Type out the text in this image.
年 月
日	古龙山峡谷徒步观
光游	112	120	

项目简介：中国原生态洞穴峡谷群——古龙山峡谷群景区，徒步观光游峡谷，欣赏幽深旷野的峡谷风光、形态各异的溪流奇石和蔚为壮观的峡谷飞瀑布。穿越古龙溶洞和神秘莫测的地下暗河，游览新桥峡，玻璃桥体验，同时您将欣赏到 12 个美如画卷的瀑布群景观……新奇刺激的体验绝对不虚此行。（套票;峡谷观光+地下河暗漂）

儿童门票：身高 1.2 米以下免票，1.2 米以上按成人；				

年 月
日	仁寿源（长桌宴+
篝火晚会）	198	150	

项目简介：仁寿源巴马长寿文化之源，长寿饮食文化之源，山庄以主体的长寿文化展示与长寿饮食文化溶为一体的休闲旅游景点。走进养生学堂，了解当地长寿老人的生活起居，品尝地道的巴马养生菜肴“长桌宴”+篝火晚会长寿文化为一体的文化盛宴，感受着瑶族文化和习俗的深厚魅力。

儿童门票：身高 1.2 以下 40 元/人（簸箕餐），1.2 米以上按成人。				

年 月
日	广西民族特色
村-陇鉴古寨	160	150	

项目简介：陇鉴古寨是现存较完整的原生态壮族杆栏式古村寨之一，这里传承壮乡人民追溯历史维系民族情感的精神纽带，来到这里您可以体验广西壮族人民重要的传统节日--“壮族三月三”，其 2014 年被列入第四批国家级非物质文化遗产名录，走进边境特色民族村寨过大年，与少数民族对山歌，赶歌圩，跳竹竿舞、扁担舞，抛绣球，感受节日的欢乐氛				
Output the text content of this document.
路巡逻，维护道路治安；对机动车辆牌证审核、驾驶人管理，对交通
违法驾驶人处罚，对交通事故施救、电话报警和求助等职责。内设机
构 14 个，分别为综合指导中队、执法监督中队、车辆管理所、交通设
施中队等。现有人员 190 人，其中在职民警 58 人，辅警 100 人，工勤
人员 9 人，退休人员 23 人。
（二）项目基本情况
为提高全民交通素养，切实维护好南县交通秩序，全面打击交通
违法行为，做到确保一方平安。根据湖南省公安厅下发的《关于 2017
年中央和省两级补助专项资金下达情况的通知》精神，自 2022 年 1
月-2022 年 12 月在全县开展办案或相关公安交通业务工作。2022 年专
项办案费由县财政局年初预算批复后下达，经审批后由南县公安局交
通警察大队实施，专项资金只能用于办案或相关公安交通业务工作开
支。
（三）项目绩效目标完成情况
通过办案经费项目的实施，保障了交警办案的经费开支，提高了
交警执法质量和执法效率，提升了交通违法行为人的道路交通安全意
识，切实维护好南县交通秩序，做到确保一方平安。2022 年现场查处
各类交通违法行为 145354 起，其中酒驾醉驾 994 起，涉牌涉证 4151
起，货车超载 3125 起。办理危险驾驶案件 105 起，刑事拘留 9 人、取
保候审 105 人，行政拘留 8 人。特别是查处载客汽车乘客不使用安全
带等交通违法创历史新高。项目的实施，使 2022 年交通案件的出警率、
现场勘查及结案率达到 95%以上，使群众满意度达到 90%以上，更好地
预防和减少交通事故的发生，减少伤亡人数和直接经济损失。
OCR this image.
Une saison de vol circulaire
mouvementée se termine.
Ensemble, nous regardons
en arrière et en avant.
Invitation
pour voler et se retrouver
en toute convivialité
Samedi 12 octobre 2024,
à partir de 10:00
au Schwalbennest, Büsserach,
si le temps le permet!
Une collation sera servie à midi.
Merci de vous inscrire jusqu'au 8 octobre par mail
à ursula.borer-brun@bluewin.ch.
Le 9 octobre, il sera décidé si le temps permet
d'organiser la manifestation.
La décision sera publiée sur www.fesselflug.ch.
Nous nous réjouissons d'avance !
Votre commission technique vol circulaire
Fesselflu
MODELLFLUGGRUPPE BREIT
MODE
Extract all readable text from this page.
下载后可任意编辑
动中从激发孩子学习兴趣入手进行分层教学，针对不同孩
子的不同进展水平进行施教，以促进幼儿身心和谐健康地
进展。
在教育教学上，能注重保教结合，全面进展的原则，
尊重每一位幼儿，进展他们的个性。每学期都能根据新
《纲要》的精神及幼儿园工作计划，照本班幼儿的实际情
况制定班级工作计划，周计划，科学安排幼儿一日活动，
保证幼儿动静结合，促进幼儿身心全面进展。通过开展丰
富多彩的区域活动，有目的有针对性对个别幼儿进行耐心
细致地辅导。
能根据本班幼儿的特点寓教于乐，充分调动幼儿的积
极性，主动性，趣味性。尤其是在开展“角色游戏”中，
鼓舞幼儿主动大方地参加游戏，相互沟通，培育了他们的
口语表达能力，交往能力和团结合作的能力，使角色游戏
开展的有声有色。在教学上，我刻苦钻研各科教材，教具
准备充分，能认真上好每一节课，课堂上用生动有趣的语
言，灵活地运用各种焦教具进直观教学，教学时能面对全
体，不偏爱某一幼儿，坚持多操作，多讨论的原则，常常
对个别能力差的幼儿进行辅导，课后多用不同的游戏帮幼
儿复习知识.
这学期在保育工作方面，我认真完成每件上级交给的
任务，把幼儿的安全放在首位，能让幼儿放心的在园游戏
· · · · · · ·
> **AIM OF THE EXERCISE**: Check every line of the records above for the string "image" and say how many contain it, giving the number alone.

> **WRITTEN REPLY**: 2